◆ Exercise prompt: Reproduce the material word for word, from its first line through the line containing "x-tick-label: 0 xyxy=(49,699,55,711)", including both of those lines.

-------- Records shown

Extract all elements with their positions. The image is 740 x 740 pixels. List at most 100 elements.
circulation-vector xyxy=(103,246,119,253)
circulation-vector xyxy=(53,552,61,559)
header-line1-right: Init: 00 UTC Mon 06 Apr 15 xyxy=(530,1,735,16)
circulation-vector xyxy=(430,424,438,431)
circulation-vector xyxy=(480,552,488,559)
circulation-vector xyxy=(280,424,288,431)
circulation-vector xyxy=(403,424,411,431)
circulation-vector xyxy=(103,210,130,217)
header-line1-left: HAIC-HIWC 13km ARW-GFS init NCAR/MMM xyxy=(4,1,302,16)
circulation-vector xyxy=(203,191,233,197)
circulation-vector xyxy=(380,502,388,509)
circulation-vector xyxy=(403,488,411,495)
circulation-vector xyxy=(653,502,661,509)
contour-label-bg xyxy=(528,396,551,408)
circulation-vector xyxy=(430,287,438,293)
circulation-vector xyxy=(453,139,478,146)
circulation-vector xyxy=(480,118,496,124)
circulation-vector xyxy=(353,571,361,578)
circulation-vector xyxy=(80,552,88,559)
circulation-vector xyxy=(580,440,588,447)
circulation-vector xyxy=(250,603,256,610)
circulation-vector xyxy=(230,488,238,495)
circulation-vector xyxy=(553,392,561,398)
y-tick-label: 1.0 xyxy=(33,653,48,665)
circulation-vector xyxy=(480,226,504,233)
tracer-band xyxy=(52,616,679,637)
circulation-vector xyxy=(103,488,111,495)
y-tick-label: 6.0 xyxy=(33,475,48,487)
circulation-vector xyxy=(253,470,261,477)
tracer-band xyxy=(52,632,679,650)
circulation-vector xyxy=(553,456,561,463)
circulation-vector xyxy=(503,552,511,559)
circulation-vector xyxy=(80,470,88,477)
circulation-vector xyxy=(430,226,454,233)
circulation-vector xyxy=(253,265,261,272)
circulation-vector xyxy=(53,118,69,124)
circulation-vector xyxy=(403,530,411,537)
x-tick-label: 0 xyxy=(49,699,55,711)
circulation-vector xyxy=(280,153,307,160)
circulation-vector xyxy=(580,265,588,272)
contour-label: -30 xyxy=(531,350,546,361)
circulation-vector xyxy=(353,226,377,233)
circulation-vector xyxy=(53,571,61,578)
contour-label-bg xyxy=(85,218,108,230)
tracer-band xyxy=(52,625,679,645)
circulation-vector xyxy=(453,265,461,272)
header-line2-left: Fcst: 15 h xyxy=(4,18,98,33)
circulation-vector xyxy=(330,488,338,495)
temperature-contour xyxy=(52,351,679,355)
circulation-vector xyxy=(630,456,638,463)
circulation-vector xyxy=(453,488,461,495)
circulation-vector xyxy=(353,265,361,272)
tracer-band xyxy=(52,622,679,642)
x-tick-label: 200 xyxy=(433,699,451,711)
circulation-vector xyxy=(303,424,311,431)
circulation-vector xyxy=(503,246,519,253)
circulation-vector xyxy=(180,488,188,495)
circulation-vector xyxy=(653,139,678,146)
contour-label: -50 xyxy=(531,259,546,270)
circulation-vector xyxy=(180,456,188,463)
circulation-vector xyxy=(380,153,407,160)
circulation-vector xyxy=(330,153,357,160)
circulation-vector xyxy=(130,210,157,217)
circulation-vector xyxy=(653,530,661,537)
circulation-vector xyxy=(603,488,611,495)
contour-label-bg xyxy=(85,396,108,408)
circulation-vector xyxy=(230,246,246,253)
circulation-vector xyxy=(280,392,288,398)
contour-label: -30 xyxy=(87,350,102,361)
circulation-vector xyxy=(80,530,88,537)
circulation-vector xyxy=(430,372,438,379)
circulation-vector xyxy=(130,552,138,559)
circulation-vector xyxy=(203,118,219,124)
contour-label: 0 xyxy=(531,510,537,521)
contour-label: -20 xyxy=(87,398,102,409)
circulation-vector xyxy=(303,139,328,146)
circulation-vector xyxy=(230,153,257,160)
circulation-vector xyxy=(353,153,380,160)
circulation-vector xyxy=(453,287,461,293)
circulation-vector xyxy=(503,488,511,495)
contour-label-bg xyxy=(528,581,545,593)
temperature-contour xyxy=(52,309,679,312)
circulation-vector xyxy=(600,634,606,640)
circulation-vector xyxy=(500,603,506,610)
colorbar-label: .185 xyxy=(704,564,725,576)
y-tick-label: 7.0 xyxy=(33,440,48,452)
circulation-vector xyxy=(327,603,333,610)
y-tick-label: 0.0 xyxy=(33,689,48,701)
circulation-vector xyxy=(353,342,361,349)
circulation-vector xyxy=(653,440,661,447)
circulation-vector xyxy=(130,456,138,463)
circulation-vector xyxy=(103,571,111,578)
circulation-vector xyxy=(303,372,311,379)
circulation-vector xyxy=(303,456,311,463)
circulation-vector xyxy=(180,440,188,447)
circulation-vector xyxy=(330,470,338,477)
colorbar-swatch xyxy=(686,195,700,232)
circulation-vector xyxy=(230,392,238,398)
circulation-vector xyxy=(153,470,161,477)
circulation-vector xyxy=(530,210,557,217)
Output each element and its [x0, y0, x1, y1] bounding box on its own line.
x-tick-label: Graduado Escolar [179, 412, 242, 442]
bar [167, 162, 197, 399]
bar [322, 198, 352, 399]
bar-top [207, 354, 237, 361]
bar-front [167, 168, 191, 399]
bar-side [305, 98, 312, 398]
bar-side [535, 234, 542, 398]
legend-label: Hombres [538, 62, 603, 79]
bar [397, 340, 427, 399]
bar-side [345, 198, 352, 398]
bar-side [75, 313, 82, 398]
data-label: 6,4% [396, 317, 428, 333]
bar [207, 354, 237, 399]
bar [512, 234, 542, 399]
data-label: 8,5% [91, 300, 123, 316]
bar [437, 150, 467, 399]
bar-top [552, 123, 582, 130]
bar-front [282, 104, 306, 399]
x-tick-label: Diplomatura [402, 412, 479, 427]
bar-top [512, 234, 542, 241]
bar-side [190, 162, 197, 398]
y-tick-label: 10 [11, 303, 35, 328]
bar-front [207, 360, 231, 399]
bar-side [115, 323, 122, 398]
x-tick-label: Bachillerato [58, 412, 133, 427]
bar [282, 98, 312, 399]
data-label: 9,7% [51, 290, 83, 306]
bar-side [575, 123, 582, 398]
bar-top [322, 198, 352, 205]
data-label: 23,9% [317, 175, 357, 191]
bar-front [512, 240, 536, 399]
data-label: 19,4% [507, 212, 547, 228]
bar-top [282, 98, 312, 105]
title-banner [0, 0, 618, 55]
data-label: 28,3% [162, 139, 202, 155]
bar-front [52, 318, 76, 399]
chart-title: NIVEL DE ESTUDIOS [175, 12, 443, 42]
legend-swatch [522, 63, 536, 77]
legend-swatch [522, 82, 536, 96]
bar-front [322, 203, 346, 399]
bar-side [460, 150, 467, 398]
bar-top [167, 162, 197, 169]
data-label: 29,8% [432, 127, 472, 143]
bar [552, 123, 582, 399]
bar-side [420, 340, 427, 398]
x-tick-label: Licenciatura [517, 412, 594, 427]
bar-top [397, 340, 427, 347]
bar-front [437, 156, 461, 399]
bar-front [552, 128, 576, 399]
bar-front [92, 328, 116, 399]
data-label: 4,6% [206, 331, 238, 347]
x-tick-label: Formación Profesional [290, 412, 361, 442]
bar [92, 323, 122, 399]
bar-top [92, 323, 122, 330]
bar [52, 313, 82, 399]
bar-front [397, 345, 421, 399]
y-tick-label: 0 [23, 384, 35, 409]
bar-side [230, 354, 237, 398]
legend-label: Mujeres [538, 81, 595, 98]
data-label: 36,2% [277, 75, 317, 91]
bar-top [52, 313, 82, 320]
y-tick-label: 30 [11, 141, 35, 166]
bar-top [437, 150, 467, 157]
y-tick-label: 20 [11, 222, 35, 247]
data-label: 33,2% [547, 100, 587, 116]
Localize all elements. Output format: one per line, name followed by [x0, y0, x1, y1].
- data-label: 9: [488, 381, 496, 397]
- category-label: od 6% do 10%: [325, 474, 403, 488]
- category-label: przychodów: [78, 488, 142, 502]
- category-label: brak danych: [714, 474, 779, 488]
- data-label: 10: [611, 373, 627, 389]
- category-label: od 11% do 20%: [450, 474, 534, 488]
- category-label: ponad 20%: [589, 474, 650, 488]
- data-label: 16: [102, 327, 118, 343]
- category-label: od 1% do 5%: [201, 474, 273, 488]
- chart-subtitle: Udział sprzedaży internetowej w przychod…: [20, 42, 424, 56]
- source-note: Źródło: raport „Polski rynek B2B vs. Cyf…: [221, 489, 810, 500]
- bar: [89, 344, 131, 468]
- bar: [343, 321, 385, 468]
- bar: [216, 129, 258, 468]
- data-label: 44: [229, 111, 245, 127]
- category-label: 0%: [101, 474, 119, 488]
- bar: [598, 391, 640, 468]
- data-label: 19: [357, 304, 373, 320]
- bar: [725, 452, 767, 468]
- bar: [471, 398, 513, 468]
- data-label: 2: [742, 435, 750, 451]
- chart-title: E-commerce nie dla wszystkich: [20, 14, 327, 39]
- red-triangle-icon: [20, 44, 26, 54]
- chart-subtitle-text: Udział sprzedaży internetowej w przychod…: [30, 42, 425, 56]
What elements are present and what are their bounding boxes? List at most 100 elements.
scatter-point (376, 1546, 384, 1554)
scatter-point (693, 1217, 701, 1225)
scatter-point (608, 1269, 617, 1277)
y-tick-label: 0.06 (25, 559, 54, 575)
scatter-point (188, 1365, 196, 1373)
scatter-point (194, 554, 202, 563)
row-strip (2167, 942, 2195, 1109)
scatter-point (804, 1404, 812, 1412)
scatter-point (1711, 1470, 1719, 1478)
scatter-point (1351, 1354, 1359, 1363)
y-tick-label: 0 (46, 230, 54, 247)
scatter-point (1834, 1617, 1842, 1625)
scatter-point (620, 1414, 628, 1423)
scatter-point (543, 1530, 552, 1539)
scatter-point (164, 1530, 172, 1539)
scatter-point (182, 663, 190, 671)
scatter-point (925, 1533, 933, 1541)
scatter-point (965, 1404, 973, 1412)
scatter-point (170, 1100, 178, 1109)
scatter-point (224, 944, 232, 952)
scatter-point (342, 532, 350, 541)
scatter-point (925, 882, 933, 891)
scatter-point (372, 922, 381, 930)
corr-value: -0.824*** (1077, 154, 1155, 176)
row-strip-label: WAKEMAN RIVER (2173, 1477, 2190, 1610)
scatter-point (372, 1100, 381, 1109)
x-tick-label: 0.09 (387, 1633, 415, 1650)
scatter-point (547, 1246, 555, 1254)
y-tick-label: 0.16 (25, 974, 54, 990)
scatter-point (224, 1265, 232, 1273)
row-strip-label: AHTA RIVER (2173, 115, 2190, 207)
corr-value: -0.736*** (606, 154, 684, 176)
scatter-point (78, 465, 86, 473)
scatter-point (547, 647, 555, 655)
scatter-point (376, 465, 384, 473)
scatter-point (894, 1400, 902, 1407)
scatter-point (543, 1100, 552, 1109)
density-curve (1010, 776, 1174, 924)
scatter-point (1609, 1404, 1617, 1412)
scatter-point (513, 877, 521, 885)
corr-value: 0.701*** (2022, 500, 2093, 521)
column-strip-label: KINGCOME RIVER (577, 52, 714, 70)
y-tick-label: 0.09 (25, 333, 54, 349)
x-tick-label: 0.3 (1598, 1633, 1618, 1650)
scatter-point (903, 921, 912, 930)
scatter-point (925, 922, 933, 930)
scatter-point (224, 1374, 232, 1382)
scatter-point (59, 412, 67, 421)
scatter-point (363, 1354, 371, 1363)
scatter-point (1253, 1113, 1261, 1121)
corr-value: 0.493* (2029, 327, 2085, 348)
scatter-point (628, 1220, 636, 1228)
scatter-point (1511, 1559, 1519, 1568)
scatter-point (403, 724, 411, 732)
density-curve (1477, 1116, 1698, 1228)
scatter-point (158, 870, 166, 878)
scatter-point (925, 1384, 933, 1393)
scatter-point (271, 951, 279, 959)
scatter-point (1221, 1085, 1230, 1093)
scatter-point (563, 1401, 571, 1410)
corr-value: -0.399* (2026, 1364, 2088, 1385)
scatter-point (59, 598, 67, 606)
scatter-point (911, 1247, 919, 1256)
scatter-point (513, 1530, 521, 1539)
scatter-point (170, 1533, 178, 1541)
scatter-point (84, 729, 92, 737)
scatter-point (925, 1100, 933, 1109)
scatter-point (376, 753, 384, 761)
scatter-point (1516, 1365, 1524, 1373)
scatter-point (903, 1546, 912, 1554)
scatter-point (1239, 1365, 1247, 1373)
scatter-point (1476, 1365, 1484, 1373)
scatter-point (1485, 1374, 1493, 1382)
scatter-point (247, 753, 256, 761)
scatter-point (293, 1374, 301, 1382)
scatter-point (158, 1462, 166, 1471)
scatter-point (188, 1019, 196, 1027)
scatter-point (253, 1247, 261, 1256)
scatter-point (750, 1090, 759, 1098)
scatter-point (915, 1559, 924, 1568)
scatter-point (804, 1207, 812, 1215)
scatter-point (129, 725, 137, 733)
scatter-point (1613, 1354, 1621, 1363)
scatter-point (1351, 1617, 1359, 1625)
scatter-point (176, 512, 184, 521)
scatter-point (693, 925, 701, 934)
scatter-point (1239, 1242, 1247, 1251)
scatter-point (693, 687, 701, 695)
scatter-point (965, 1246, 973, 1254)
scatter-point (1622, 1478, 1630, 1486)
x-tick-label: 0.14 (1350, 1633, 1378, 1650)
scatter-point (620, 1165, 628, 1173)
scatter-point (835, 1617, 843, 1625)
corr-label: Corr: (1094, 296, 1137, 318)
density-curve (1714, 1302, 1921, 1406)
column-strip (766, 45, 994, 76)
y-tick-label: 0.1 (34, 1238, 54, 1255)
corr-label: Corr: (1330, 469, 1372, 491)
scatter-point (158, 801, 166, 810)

----------------

◆ Problem solution:
Extract all elements with their positions. The image is 740 x 740 pixels. List at most 100 elements.
circulation-vector xyxy=(103,246,119,253)
circulation-vector xyxy=(53,552,61,559)
header-line1-right: Init: 00 UTC Mon 06 Apr 15 xyxy=(530,1,735,16)
circulation-vector xyxy=(430,424,438,431)
circulation-vector xyxy=(480,552,488,559)
circulation-vector xyxy=(280,424,288,431)
circulation-vector xyxy=(403,424,411,431)
circulation-vector xyxy=(103,210,130,217)
header-line1-left: HAIC-HIWC 13km ARW-GFS init NCAR/MMM xyxy=(4,1,302,16)
circulation-vector xyxy=(203,191,233,197)
circulation-vector xyxy=(380,502,388,509)
circulation-vector xyxy=(403,488,411,495)
circulation-vector xyxy=(653,502,661,509)
contour-label-bg xyxy=(528,396,551,408)
circulation-vector xyxy=(430,287,438,293)
circulation-vector xyxy=(453,139,478,146)
circulation-vector xyxy=(480,118,496,124)
circulation-vector xyxy=(353,571,361,578)
circulation-vector xyxy=(80,552,88,559)
circulation-vector xyxy=(580,440,588,447)
circulation-vector xyxy=(250,603,256,610)
circulation-vector xyxy=(230,488,238,495)
circulation-vector xyxy=(553,392,561,398)
y-tick-label: 1.0 xyxy=(33,653,48,665)
circulation-vector xyxy=(480,226,504,233)
tracer-band xyxy=(52,616,679,637)
circulation-vector xyxy=(103,488,111,495)
y-tick-label: 6.0 xyxy=(33,475,48,487)
circulation-vector xyxy=(253,470,261,477)
tracer-band xyxy=(52,632,679,650)
circulation-vector xyxy=(553,456,561,463)
circulation-vector xyxy=(503,552,511,559)
circulation-vector xyxy=(80,470,88,477)
circulation-vector xyxy=(430,226,454,233)
circulation-vector xyxy=(253,265,261,272)
circulation-vector xyxy=(53,118,69,124)
circulation-vector xyxy=(403,530,411,537)
x-tick-label: 0 xyxy=(49,699,55,711)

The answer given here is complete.